Records for this task
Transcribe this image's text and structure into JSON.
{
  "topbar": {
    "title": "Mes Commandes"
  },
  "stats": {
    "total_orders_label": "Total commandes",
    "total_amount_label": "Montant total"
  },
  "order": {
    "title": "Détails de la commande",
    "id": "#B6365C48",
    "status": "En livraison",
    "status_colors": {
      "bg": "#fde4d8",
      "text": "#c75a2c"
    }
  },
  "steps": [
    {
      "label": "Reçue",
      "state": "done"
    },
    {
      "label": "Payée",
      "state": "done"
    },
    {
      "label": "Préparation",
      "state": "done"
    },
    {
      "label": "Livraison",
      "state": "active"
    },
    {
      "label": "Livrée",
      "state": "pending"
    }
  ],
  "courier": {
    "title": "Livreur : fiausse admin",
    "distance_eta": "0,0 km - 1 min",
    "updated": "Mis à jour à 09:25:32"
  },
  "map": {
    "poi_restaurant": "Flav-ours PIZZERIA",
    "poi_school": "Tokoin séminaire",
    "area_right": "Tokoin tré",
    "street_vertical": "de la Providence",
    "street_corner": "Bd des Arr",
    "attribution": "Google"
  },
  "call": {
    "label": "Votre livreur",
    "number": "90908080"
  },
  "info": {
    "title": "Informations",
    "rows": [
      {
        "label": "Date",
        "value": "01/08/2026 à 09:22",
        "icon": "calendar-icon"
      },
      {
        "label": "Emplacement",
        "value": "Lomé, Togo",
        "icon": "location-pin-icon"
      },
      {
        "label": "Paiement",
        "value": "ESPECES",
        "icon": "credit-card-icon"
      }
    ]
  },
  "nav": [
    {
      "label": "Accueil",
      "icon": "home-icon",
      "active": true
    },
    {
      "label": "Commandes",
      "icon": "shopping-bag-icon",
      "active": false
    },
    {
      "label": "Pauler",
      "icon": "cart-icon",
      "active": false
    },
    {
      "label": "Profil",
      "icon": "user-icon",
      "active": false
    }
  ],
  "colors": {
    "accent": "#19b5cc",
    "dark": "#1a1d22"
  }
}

Task objective
Could you reproduce every record above exactly as it appears?

Solution for this task
Transcribe this image's text and structure into JSON.
{
  "topbar": {
    "title": "Mes Commandes"
  },
  "stats": {
    "total_orders_label": "Total commandes",
    "total_amount_label": "Montant total"
  },
  "order": {
    "title": "Détails de la commande",
    "id": "#B6365C48",
    "status": "En livraison",
    "status_colors": {
      "bg": "#fde4d8",
      "text": "#c75a2c"
    }
  },
  "steps": [
    {
      "label": "Reçue",
      "state": "done"
    },
    {
      "label": "Payée",
      "state": "done"
    },
    {
      "label": "Préparation",
      "state": "done"
    },
    {
      "label": "Livraison",
      "state": "active"
    },
    {
      "label": "Livrée",
      "state": "pending"
    }
  ],
  "courier": {
    "title": "Livreur : fiausse admin",
    "distance_eta": "0,0 km - 1 min",
    "updated": "Mis à jour à 09:25:32"
  },
  "map": {
    "poi_restaurant": "Flav-ours PIZZERIA",
    "poi_school": "Tokoin séminaire",
    "area_right": "Tokoin tré",
    "street_vertical": "de la Providence",
    "street_corner": "Bd des Arr",
    "attribution": "Google"
  },
  "call": {
    "label": "Votre livreur",
    "number": "90908080"
  },
  "info": {
    "title": "Informations",
    "rows": [
      {
        "label": "Date",
        "value": "01/08/2026 à 09:22",
        "icon": "calendar-icon"
      },
      {
        "label": "Emplacement",
        "value": "Lomé, Togo",
        "icon": "location-pin-icon"
      },
      {
        "label": "Paiement",
        "value": "ESPECES",
        "icon": "credit-card-icon"
      }
    ]
  },
  "nav": [
    {
      "label": "Accueil",
      "icon": "home-icon",
      "active": true
    },
    {
      "label": "Commandes",
      "icon": "shopping-bag-icon",
      "active": false
    },
    {
      "label": "Pauler",
      "icon": "cart-icon",
      "active": false
    },
    {
      "label": "Profil",
      "icon": "user-icon",
      "active": false
    }
  ],
  "colors": {
    "accent": "#19b5cc",
    "dark": "#1a1d22"
  }
}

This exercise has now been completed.